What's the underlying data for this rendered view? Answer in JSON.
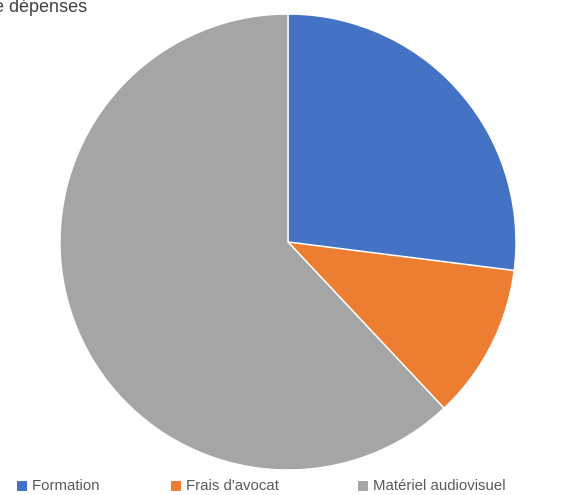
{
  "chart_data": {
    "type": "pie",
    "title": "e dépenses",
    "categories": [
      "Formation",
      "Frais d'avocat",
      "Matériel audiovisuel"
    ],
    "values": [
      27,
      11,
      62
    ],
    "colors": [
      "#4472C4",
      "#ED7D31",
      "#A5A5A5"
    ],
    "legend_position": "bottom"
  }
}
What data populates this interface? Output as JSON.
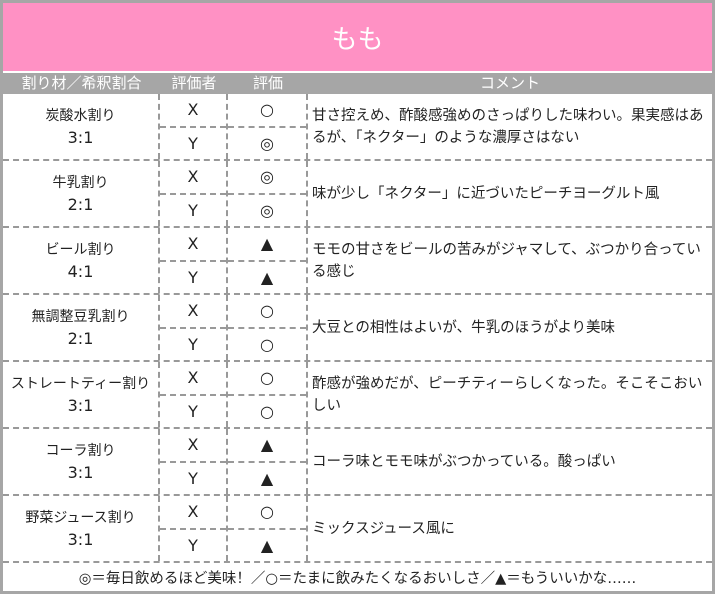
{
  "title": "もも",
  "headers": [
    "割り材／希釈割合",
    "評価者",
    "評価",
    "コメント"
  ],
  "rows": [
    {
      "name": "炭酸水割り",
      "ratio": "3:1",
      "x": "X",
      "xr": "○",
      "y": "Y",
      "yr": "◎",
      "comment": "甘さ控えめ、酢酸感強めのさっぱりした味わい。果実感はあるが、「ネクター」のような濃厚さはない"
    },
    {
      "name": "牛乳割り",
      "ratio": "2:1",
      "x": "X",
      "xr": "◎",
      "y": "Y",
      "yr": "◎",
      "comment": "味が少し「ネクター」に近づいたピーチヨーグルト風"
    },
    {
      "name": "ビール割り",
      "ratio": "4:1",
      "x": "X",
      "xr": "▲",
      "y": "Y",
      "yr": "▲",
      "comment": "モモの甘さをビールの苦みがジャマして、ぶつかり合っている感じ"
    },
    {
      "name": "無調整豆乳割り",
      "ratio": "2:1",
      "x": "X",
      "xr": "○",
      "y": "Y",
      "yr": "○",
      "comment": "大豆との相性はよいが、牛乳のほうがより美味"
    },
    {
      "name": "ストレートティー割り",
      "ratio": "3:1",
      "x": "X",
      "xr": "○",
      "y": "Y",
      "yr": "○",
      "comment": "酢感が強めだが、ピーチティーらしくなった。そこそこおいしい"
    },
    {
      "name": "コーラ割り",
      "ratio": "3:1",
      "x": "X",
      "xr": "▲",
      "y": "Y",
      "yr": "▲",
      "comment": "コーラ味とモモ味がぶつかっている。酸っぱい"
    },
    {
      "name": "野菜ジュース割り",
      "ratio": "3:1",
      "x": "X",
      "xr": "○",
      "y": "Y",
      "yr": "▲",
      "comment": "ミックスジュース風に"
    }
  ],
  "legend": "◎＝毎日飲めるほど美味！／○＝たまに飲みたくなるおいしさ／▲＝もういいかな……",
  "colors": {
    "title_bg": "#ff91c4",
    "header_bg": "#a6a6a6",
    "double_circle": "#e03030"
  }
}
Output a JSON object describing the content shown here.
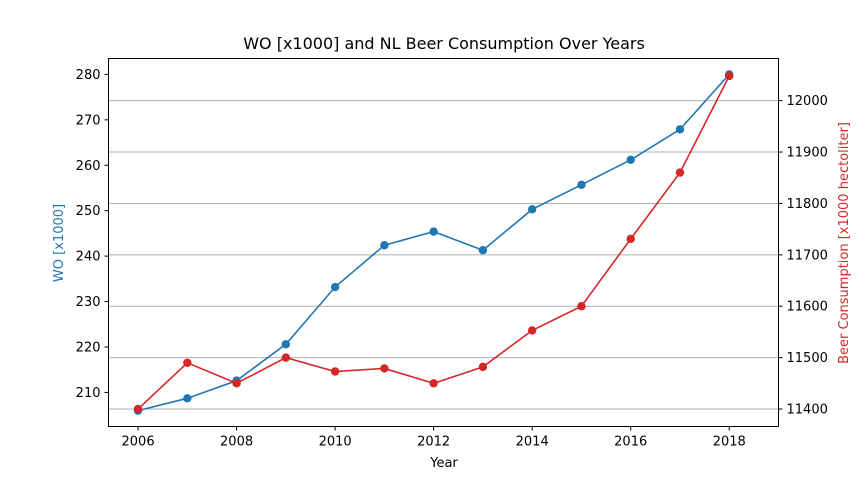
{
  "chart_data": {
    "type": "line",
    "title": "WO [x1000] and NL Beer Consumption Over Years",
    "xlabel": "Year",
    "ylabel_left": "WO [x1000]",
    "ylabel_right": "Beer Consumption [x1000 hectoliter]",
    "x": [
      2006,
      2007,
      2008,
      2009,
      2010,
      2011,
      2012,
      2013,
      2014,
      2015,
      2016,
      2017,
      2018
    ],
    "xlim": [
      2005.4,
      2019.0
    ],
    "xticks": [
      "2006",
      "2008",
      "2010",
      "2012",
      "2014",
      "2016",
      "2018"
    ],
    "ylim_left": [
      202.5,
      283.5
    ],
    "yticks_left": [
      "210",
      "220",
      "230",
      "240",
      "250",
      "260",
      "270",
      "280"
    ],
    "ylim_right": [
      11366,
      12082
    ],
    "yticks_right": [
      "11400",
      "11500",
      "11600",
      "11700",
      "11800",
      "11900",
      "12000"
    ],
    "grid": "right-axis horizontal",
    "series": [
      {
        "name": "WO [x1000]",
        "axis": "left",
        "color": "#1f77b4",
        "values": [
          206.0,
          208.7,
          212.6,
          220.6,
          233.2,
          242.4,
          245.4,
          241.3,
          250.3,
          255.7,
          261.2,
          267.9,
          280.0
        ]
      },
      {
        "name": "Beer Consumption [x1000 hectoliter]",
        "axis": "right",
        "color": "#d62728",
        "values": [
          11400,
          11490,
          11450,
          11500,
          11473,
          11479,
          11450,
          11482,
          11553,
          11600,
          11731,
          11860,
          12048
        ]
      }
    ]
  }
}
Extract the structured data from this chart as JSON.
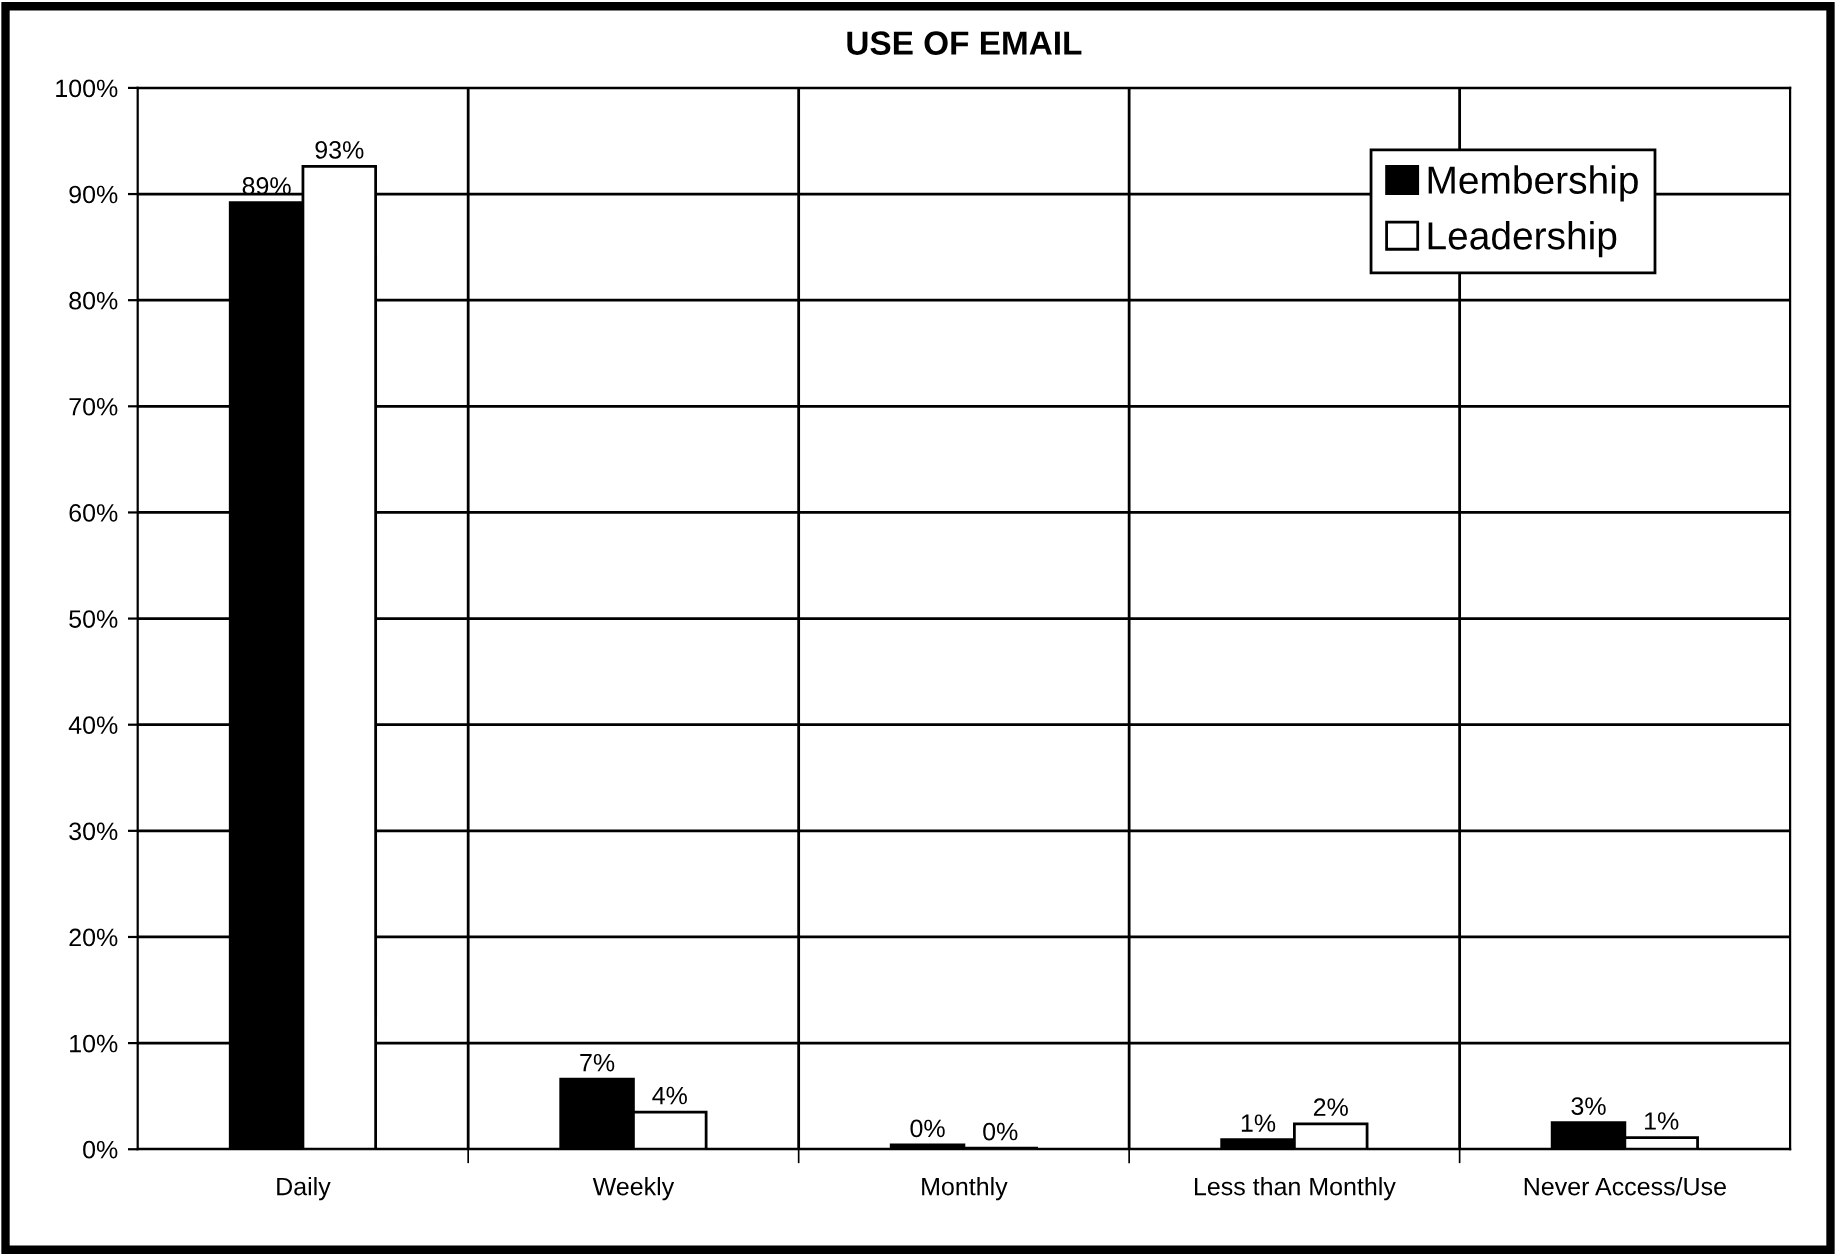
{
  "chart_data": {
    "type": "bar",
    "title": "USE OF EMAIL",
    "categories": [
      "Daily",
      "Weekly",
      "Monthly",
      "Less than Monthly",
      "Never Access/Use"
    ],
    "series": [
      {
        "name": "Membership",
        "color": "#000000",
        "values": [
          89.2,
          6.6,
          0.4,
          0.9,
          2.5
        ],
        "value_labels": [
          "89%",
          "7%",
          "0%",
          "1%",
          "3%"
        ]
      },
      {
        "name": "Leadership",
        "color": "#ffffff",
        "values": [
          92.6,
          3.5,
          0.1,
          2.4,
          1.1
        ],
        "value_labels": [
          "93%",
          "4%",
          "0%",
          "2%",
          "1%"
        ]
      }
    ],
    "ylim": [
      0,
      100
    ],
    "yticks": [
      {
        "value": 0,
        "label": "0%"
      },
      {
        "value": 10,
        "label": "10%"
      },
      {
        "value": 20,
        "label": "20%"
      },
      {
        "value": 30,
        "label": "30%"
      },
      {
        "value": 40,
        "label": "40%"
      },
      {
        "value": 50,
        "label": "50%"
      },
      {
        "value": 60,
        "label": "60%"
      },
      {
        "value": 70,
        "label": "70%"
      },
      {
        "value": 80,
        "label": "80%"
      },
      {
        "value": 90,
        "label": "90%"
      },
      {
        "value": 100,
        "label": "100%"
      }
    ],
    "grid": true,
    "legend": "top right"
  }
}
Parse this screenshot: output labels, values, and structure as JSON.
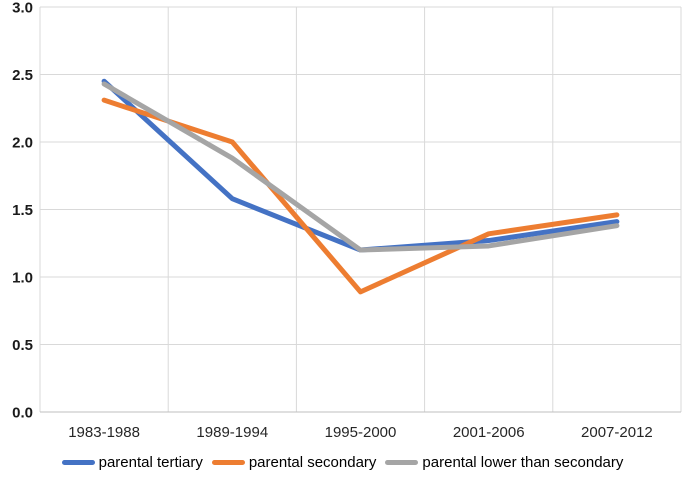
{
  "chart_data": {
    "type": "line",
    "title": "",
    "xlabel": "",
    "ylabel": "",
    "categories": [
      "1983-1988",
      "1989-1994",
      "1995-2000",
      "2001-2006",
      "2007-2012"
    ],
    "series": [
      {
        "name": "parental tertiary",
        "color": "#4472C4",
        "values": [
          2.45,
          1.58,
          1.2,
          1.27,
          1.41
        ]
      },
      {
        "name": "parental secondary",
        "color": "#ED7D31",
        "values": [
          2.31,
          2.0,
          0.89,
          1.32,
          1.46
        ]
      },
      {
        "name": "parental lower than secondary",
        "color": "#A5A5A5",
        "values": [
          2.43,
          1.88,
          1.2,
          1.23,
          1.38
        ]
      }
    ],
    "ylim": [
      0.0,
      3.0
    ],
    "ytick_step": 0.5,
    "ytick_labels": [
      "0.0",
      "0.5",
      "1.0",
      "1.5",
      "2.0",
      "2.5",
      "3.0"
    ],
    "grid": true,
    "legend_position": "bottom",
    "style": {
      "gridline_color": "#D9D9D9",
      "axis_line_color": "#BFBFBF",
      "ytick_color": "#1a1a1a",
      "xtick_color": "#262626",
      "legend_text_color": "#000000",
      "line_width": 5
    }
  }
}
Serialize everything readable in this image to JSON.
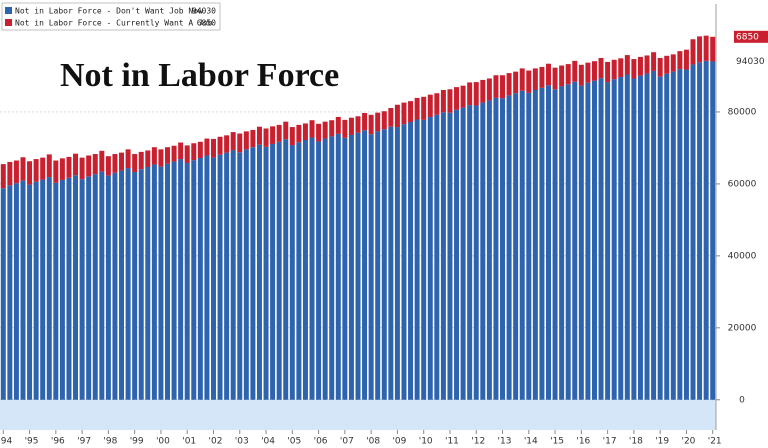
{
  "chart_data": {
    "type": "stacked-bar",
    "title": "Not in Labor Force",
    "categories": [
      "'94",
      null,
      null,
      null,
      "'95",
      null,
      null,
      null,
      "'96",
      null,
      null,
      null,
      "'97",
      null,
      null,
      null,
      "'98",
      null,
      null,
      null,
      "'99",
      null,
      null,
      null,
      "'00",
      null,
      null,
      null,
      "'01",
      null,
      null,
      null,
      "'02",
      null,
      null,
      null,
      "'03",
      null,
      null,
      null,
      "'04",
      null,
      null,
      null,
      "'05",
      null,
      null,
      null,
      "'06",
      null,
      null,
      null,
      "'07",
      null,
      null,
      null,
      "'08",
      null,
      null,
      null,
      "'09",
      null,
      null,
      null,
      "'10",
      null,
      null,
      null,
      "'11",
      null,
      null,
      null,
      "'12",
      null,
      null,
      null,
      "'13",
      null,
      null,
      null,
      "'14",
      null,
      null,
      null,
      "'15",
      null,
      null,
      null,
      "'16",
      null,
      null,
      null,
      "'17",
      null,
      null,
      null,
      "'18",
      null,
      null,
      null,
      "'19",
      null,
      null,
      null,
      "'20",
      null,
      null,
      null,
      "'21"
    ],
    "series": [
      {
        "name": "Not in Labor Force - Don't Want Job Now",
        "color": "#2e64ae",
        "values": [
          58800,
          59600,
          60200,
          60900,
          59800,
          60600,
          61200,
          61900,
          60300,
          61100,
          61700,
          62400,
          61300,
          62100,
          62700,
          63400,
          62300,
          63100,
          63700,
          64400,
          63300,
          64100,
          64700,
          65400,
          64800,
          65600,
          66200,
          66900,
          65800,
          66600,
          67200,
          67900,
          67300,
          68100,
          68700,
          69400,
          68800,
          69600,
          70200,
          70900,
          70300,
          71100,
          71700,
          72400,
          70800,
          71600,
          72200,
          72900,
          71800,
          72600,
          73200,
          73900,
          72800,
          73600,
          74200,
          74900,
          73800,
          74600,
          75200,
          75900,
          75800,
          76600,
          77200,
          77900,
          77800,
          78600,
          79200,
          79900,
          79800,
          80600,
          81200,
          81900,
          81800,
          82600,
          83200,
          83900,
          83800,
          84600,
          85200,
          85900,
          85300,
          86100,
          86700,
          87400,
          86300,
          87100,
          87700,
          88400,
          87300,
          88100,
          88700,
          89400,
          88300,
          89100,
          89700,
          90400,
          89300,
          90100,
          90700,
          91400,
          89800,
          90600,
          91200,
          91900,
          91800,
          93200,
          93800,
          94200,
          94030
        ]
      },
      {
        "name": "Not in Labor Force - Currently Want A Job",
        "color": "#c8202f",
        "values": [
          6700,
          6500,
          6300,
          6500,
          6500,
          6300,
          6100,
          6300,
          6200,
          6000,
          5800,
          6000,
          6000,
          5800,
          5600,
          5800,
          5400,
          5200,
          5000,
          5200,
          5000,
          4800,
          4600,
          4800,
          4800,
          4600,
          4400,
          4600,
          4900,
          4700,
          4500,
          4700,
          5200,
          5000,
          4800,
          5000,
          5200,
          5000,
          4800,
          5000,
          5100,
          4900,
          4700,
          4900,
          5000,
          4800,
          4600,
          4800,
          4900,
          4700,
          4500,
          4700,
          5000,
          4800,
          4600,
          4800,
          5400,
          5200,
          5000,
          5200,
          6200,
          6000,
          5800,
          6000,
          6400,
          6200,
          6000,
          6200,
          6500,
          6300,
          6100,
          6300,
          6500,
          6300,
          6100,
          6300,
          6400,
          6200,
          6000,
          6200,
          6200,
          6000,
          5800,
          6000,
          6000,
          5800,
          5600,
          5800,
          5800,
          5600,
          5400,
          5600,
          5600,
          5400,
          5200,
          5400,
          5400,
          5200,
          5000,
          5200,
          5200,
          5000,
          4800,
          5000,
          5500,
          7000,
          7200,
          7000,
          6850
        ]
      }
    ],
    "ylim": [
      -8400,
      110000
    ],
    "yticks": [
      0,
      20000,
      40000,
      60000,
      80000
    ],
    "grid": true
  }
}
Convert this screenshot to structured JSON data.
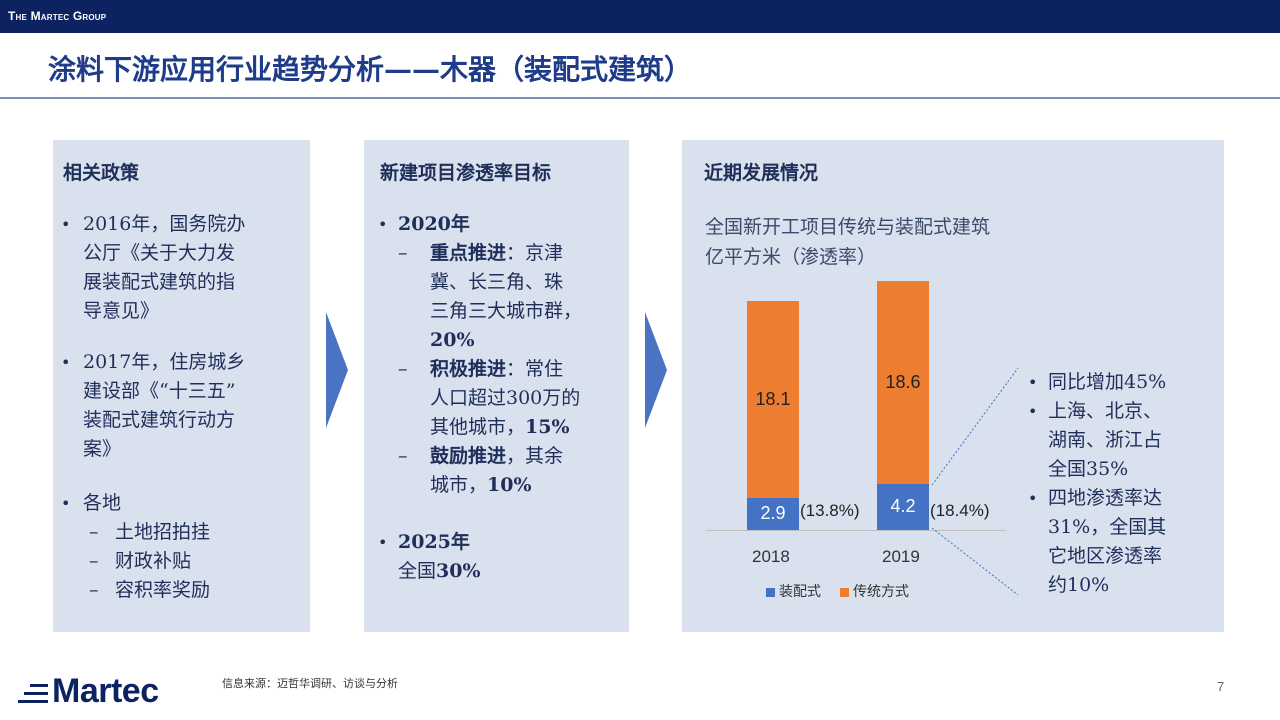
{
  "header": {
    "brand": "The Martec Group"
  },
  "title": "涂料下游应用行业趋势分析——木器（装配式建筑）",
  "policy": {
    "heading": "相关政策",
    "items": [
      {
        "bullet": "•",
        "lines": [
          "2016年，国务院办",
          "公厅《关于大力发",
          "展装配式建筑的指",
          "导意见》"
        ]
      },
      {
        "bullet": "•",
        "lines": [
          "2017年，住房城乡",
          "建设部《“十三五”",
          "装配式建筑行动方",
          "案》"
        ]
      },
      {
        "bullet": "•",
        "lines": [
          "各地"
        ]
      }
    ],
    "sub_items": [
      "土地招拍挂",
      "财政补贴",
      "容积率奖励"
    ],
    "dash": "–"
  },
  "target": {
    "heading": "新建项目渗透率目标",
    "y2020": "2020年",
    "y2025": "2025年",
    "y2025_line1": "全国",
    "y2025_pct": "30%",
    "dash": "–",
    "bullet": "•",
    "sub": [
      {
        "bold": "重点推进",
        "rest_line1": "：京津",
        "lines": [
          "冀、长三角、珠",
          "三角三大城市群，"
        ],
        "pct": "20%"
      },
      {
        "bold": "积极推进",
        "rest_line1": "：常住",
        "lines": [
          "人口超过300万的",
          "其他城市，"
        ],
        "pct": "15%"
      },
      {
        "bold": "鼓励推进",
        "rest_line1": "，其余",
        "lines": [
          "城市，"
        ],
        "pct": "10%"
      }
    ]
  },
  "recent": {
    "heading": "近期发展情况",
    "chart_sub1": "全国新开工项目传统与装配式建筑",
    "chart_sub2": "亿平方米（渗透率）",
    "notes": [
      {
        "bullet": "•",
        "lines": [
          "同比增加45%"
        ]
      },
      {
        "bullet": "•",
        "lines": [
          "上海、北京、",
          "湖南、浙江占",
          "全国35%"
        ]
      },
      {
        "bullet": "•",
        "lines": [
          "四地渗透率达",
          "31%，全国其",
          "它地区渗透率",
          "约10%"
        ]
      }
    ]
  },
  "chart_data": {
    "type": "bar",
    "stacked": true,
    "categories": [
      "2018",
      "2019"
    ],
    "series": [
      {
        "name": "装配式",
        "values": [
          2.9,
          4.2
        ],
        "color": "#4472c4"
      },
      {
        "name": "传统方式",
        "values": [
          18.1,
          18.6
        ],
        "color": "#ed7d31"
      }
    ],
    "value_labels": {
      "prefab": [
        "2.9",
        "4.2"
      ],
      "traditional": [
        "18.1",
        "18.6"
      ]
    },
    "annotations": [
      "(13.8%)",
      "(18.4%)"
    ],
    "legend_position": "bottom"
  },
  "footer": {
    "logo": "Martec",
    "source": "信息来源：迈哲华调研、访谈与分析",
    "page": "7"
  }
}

■ Directive:
Using the material above, gather every line that includes "What".

■ Answer below:
What's the underlying data for this rendered view? Answer in JSON.
What data populates this interface? Output as JSON.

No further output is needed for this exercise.